* Begin Data records *

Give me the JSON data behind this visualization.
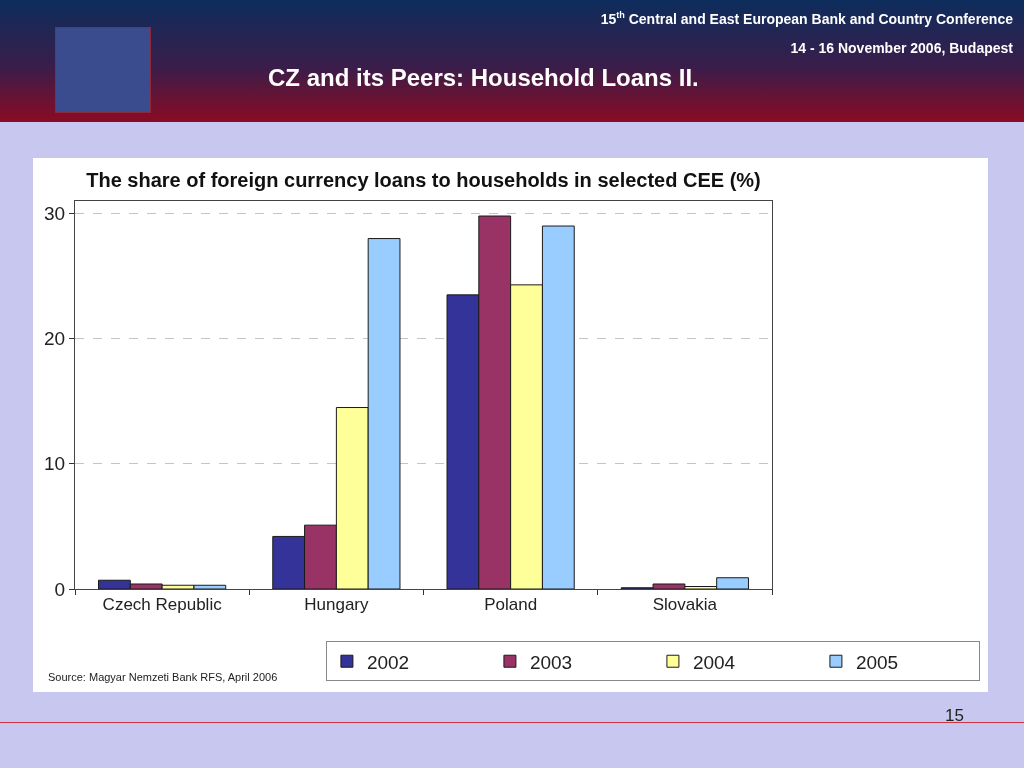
{
  "chart_data": {
    "type": "bar",
    "title": "CZ and its Peers: Household Loans II.",
    "subtitle": "The share of foreign currency loans to households in selected CEE (%)",
    "annotations": [
      "15$^{th}$ Central and East European Bank and Country Conference",
      "14 - 16 November 2006, Budapest",
      "Source: Magyar Nemzeti Bank RFS, April 2006",
      "15"
    ],
    "categories": [
      "Czech Republic",
      "Hungary",
      "Poland",
      "Slovakia"
    ],
    "series": [
      {
        "name": "2002",
        "color": "#333399",
        "values": [
          0.7,
          4.2,
          23.5,
          0.1
        ]
      },
      {
        "name": "2003",
        "color": "#993366",
        "values": [
          0.4,
          5.1,
          29.8,
          0.4
        ]
      },
      {
        "name": "2004",
        "color": "#ffff99",
        "values": [
          0.3,
          14.5,
          24.3,
          0.2
        ]
      },
      {
        "name": "2005",
        "color": "#99ccff",
        "values": [
          0.3,
          28.0,
          29.0,
          0.9
        ]
      }
    ],
    "ylim": [
      0,
      31
    ],
    "yticks": [
      0,
      10,
      20,
      30
    ],
    "grid": "y",
    "legend": "bottom"
  }
}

* End Data records *

> [Given problem]: Collect the lines that hold "Bank".

> [Output of the task]:
      "15$^{th}$ Central and East European Bank and Country Conference",
      "Source: Magyar Nemzeti Bank RFS, April 2006",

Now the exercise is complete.